◆ DOCUMENT PASSAGE ◆
******
AMATH 502 Final Project Details, Winter 2014

 

Description and Requirements

The idea is for you to apply the new techniques and ideas you learn in AMATH 502 to a problem that interests you. This will also give you a chance to more deeply explore the topic(s) that are most important to you.

Most importantly, your project must go beyond the material covered in class. Some sample topics are listed at the bottom of this page.

You should complete this project on your own, but it's okay (encouraged!) to ask others for help if / when you need it.

You will be required to submit a proposal for your project topic (1 page max, singled spaced, 12 pt font) and a write-up of your project (5 pages maximum -- single spaced, 12 pt font -- not including appendices, which are described below) . This write-up should be (loosely) arranged like a scientific paper. This means that you will first describe why the problem you are addressing is important to you (and hopefully others!), and then explain how you solved this problem. You will show the results of your work -- that demonstrate the solution to the problem -- and then discuss the implications of those results for the field. On the main course website, there are a few examples of scientific papers, if you want to see examples of this type of writing.
******
Resume the AMATH 502 final project description, picking up right after its last sentence. The lines after this point have no role in this.
******
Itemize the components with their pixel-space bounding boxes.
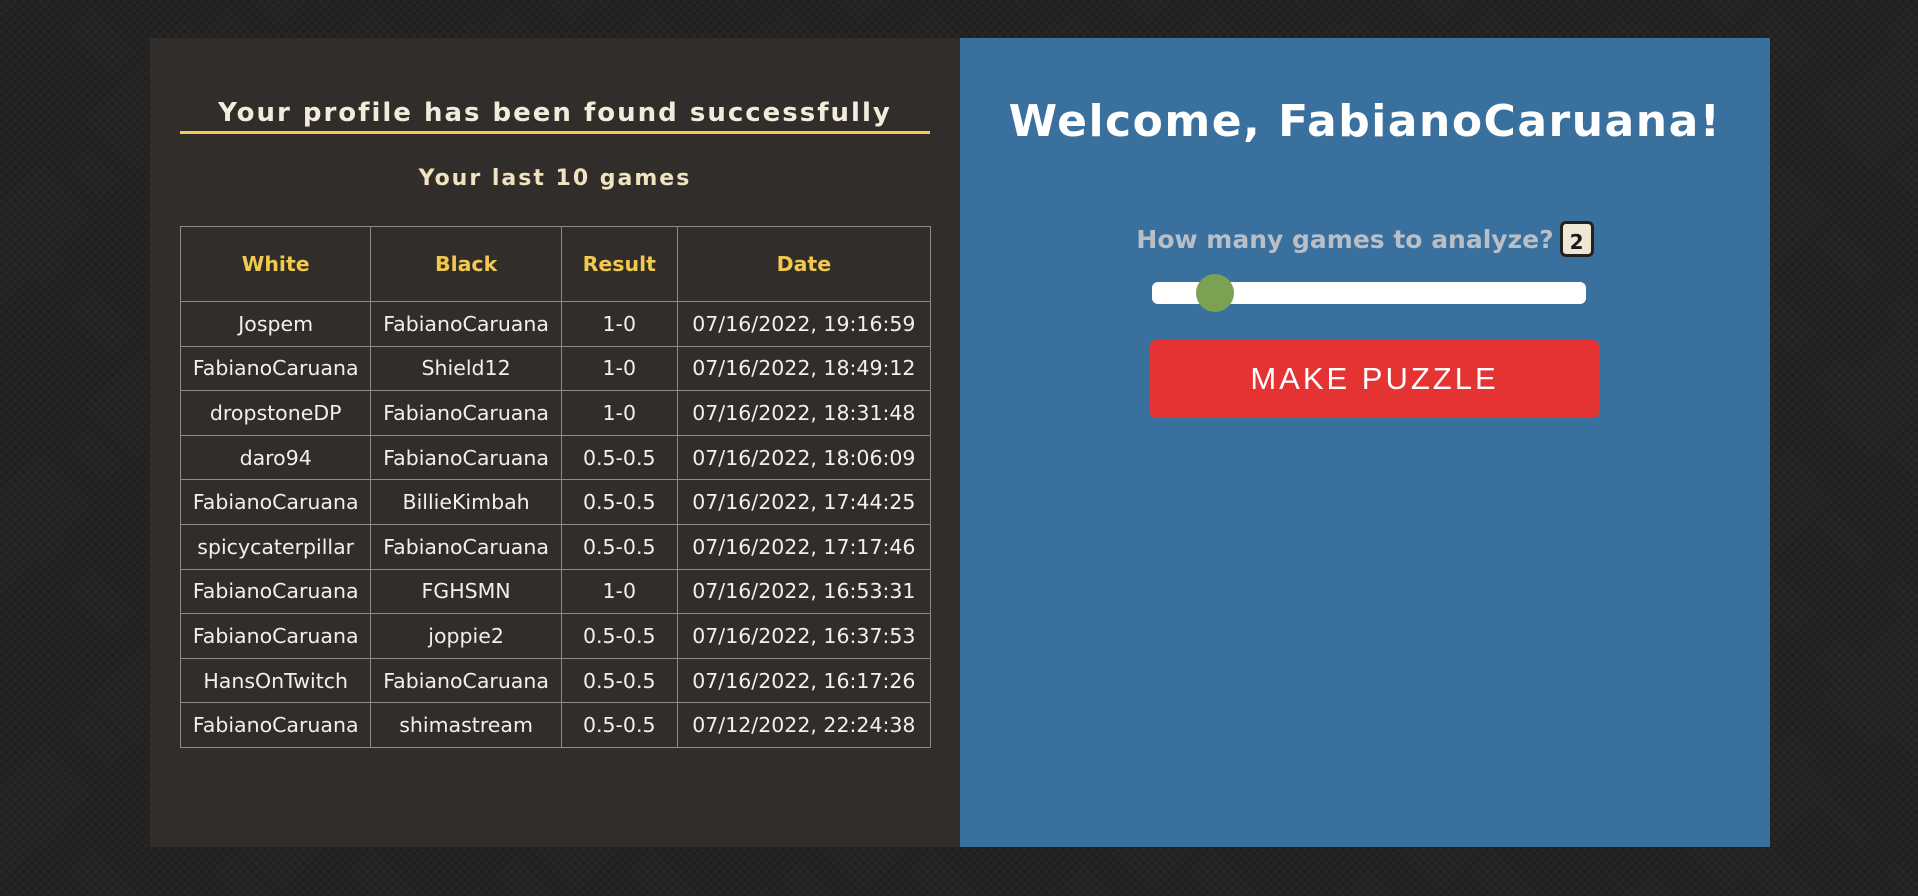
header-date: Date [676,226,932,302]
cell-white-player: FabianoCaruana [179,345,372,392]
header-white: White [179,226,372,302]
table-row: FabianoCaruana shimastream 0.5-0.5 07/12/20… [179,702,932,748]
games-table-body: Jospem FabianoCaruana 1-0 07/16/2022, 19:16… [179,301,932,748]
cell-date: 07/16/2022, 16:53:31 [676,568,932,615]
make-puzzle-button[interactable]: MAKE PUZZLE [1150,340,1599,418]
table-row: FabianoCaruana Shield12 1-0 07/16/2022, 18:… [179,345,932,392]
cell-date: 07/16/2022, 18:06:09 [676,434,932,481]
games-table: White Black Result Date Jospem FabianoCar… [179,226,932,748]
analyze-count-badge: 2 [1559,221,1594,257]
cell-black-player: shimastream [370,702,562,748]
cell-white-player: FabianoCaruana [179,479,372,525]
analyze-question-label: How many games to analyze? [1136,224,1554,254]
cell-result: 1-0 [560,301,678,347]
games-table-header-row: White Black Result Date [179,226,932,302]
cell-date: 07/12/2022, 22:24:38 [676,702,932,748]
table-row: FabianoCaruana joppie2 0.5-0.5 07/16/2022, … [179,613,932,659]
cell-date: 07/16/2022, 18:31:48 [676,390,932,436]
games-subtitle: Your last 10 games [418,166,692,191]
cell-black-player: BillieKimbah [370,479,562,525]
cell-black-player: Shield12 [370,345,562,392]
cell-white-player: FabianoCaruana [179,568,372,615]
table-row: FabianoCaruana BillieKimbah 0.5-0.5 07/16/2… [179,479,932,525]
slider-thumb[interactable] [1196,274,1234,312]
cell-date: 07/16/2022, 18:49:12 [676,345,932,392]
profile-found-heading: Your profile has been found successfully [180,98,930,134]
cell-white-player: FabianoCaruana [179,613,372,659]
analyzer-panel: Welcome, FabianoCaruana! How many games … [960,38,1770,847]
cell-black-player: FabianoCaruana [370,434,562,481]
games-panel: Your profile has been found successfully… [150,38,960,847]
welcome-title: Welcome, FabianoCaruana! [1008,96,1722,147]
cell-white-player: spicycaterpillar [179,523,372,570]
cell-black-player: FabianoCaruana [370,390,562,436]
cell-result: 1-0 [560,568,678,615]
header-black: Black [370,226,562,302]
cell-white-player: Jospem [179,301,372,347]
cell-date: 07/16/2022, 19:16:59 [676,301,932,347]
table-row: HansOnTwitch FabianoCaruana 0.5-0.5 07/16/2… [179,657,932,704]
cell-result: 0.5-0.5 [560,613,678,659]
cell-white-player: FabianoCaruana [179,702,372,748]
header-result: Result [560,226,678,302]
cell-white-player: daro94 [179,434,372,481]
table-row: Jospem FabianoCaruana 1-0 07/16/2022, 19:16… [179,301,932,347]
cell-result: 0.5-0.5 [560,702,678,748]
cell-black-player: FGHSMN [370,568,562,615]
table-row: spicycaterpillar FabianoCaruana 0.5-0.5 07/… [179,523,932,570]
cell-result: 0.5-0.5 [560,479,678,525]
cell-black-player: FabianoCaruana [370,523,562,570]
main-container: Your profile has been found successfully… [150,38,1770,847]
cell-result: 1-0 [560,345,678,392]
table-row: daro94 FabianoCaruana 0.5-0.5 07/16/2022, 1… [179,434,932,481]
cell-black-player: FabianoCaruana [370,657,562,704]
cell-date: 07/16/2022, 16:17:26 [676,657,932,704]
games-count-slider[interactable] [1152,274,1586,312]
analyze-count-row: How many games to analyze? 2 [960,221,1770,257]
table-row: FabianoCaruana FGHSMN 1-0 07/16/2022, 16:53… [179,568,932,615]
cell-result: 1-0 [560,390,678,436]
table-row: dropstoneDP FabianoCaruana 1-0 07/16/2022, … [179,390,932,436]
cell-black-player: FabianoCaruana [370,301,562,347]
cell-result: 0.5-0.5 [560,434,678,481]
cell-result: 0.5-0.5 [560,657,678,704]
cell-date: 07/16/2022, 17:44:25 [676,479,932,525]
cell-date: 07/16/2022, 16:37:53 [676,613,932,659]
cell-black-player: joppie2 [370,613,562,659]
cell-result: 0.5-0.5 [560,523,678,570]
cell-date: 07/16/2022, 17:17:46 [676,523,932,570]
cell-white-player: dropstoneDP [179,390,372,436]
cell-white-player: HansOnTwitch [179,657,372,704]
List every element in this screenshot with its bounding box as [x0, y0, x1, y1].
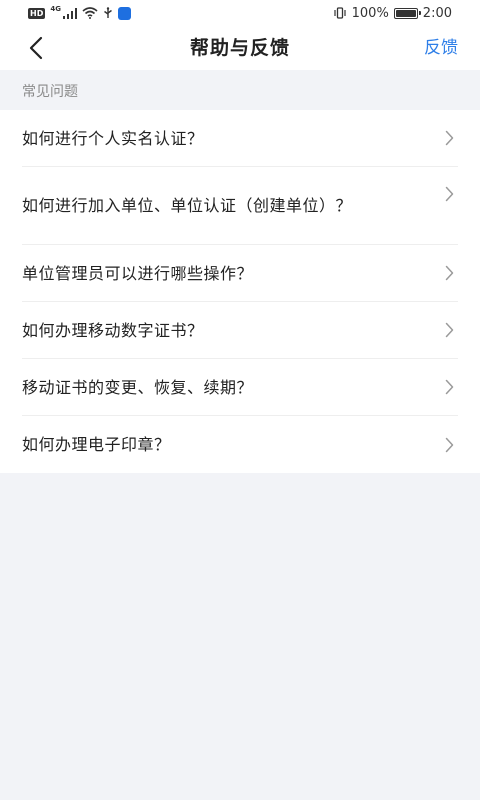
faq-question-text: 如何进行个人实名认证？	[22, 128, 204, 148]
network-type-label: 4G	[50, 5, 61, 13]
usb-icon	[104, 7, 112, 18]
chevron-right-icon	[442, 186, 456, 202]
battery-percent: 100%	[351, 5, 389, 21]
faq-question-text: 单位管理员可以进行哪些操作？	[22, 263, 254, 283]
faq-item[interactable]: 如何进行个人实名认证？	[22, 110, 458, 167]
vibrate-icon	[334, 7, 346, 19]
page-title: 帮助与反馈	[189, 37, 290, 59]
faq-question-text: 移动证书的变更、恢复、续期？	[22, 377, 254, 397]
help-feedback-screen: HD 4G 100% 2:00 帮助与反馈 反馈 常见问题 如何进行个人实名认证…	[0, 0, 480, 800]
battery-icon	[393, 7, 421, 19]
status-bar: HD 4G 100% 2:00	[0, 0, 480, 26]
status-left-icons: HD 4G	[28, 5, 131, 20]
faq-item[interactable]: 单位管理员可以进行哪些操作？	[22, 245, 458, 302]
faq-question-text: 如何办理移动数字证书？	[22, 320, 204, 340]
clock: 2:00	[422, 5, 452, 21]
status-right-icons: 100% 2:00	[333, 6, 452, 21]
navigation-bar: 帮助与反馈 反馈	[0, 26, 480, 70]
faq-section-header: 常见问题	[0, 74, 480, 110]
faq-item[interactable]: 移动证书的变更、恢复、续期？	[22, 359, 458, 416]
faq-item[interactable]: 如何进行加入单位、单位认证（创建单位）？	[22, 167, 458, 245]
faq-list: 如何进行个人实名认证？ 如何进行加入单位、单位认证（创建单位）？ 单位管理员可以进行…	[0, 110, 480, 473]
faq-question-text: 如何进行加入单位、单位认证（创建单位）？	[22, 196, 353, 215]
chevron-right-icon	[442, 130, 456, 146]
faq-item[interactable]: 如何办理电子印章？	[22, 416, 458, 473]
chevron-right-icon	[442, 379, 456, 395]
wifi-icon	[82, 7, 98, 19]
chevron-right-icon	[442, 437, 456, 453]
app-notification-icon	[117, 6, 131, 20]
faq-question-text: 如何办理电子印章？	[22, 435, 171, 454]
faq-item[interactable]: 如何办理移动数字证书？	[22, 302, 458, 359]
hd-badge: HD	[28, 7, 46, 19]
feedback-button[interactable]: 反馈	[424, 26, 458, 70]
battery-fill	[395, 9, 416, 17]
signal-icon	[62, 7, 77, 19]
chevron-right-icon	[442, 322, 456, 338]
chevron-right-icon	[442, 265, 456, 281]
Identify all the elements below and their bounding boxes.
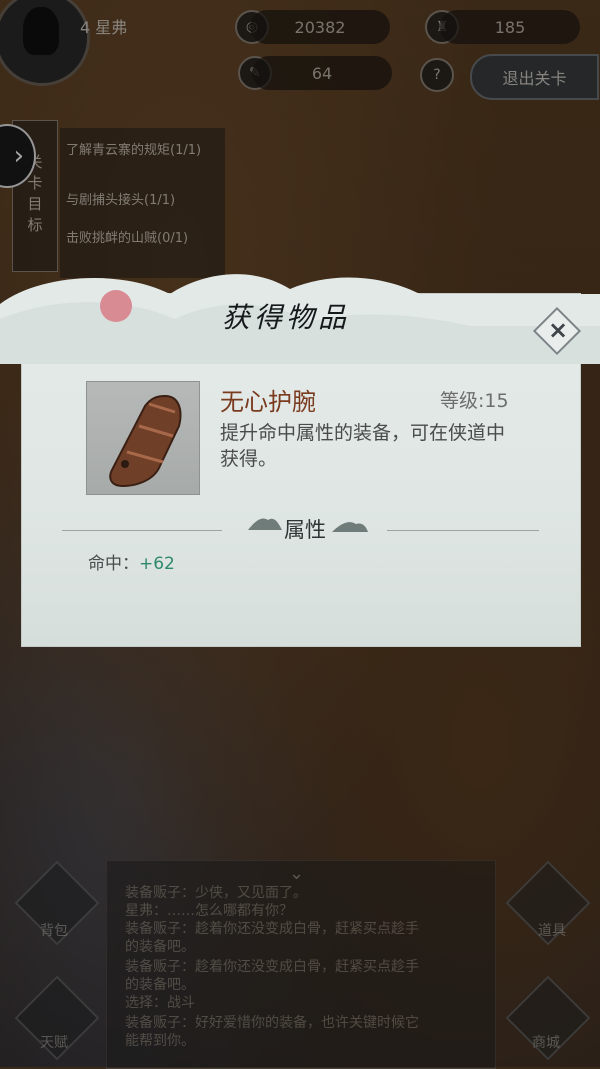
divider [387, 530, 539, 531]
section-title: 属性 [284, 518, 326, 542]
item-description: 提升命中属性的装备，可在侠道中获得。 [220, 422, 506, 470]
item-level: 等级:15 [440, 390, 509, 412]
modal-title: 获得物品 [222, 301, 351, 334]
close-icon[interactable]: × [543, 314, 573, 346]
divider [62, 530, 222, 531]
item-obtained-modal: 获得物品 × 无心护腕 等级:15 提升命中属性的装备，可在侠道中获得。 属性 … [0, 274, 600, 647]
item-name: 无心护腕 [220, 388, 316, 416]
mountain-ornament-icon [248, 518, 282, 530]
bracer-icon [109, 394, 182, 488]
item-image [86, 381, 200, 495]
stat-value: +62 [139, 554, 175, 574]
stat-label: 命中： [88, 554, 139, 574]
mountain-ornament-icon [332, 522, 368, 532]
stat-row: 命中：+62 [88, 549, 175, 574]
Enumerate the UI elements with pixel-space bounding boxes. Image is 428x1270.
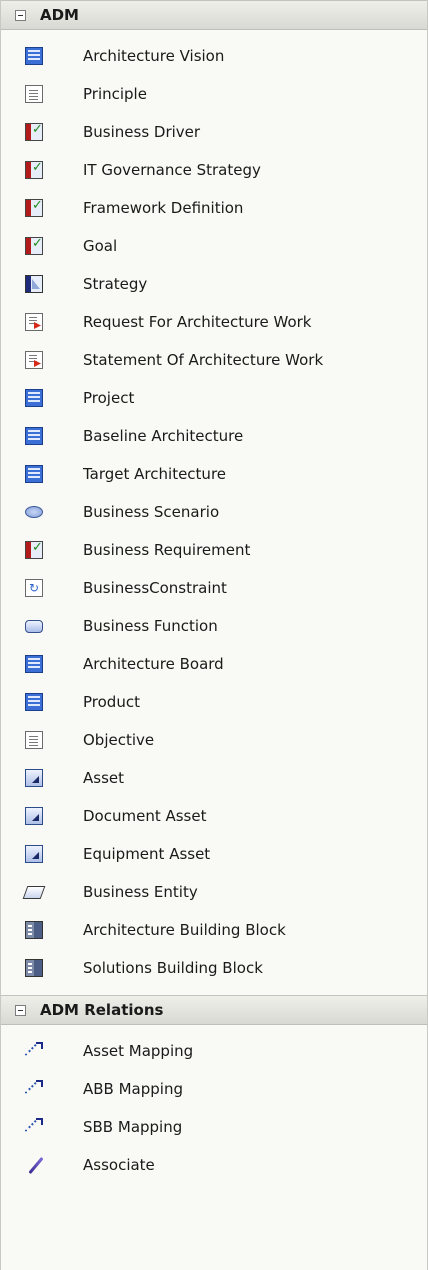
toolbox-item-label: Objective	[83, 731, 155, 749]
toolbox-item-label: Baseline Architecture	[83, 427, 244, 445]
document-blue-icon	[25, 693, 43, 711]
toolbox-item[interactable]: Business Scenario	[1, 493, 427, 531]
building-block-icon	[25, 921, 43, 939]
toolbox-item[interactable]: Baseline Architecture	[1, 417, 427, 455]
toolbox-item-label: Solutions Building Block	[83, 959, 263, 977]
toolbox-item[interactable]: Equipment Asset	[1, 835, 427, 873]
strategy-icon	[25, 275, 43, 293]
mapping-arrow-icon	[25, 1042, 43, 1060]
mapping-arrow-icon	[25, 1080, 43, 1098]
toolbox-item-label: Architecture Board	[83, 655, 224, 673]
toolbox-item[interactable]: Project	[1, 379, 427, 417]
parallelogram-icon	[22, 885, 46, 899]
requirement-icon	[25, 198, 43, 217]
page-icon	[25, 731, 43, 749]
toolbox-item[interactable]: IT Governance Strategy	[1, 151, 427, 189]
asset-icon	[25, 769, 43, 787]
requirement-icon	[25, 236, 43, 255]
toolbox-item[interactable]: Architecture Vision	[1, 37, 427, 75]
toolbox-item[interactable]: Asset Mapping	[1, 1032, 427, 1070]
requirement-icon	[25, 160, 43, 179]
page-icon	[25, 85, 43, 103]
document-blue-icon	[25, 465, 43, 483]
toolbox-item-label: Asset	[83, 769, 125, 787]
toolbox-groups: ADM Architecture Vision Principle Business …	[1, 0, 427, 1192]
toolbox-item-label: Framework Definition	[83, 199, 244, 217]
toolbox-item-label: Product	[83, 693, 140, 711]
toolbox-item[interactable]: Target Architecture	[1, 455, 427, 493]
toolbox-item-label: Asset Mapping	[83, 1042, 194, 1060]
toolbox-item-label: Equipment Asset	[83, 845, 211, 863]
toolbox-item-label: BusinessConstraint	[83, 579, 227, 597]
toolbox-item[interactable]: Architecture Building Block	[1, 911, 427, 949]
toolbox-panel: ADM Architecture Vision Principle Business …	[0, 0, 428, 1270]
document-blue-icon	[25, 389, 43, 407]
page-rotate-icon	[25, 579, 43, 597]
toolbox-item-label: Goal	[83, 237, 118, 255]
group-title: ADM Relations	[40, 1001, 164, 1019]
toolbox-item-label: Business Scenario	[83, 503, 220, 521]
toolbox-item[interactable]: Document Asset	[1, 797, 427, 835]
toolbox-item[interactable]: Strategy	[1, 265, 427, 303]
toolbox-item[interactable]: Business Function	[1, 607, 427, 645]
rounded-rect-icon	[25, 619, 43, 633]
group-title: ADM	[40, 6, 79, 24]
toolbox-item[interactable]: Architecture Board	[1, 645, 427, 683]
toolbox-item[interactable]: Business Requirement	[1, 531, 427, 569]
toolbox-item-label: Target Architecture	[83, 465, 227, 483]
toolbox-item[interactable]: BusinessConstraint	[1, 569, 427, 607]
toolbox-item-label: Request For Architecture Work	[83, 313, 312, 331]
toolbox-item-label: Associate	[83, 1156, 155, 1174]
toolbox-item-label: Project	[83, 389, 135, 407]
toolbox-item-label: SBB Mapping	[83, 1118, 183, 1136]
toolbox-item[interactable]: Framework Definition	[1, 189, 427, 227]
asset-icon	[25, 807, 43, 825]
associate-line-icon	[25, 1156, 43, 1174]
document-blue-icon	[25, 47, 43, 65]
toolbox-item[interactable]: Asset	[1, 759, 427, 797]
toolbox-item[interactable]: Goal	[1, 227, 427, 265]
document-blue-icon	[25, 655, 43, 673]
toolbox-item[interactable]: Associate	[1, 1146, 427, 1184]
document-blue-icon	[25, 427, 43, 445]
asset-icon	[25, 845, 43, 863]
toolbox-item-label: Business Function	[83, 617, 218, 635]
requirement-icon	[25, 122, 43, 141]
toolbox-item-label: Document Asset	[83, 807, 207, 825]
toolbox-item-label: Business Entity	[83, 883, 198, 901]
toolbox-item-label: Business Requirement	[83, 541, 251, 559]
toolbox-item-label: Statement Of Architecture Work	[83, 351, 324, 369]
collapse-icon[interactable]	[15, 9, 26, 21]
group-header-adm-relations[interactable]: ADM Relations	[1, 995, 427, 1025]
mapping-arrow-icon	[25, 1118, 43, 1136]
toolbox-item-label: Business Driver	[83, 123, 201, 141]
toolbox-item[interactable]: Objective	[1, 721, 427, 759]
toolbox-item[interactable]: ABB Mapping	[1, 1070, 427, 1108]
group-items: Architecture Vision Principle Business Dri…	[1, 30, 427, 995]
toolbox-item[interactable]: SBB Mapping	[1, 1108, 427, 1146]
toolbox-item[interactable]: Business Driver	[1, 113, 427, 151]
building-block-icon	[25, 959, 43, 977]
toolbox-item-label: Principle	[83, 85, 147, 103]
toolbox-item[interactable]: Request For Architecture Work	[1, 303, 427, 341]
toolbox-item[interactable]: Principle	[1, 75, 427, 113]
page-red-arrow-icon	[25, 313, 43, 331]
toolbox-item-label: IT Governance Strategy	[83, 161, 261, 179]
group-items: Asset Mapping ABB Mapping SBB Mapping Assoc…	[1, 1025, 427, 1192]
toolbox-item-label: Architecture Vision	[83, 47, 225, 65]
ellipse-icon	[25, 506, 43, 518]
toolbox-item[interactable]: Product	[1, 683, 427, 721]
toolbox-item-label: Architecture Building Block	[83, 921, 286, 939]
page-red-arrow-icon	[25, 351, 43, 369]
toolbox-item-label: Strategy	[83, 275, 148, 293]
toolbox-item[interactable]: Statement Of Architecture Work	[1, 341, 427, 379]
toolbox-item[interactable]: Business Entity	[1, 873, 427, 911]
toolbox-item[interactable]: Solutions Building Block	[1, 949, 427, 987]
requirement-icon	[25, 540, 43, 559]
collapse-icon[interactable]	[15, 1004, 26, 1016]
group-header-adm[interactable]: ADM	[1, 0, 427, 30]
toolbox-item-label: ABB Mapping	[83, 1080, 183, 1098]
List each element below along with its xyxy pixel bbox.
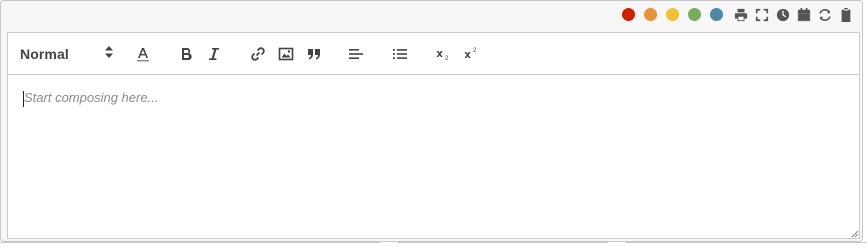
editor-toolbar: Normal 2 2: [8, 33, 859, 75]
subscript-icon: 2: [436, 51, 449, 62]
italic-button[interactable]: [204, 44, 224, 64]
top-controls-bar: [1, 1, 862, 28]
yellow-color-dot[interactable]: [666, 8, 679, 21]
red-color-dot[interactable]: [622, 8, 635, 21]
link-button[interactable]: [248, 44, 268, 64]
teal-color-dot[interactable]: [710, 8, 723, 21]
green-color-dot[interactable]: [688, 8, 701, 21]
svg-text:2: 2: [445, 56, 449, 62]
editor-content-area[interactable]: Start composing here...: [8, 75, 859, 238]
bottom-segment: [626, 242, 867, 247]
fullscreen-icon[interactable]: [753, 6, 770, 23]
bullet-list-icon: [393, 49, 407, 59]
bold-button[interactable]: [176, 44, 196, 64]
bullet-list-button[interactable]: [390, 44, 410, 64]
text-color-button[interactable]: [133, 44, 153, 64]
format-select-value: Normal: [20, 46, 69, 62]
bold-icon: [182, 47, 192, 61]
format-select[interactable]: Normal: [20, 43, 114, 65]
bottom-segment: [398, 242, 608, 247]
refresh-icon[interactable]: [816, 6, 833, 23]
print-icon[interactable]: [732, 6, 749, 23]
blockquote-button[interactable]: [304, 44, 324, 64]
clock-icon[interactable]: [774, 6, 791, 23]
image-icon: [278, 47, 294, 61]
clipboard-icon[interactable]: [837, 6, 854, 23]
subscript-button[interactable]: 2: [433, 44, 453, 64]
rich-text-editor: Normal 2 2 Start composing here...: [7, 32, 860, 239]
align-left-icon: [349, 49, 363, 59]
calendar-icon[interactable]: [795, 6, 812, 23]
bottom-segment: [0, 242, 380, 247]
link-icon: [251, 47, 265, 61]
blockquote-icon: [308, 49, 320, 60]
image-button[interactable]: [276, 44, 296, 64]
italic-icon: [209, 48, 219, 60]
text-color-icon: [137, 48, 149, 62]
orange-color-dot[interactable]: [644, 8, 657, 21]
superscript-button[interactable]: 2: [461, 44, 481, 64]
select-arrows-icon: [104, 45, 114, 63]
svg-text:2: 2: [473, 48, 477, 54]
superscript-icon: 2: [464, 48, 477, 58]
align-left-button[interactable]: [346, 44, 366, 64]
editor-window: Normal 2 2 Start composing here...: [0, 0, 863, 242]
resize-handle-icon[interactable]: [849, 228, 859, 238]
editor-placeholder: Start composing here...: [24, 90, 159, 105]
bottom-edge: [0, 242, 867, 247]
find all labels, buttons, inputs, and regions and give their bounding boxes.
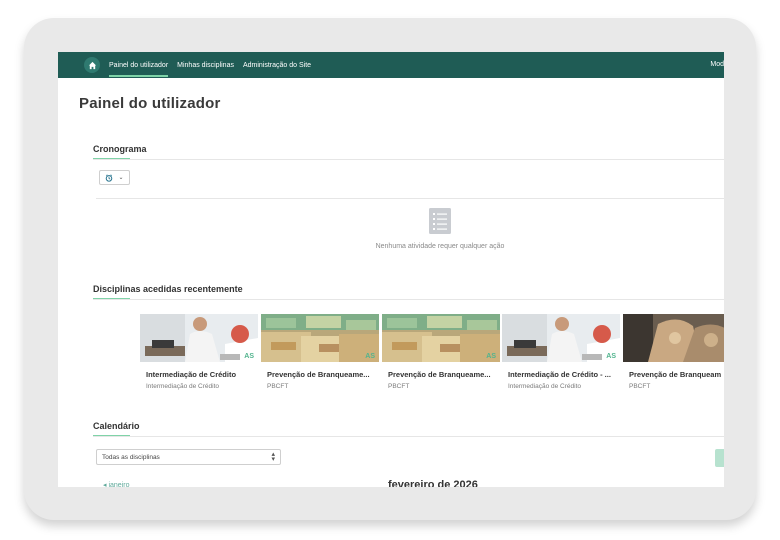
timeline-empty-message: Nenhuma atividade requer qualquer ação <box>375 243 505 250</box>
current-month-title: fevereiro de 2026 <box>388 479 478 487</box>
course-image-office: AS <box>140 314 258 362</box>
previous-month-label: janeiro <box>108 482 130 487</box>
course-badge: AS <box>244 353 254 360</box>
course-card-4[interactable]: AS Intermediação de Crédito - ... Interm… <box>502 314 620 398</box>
******
◆ EXERCISE OUTPUT ◆
All projects must involve a technical component. This means that you will need to do calculations and / or numerical simulations. You cannot simply review literature on your topic. Please include the details of any calculations, and / or the computer code(s) used for any simulation(s), as an appendix at the end of the paper that you submit. This materials in this appendix will not count towards the 5 page limit.

Finally, your paper must cite at least 5 scholarly sources (books, scientific papers, etc.). This is meant to encourage you to explore the scholarly literature a little bit, and to get practice at explaining the context of your work. Google scholar is a good place to start, as far as finding papers.

Deadlines

Topic proposals due on Friday, Feb 21 by 3pm.

Write-ups (5 pages max.) due on Friday, March 14 by 3pm.

Sample Project Topics

Note: these are samples only, in part to give you ideas, and in part to give some idea of the appropriate scope for your project (not too big, not too small, etc.). You are welcome to choose these topics, although you are also welcome to do whatever you'd like: I'm looking forward to seeing all the great things you come up with!

0) We discussed 3 basic types of bifurcations in class, each of which has conditions on the derivatives of f(x,u). Looking in Glendinning for guidance, derive "higher-order" bifurcations. Using the implicit function theorem, prove that, given appropriate derivative conditions (which you will determine), this bifurcation will exist.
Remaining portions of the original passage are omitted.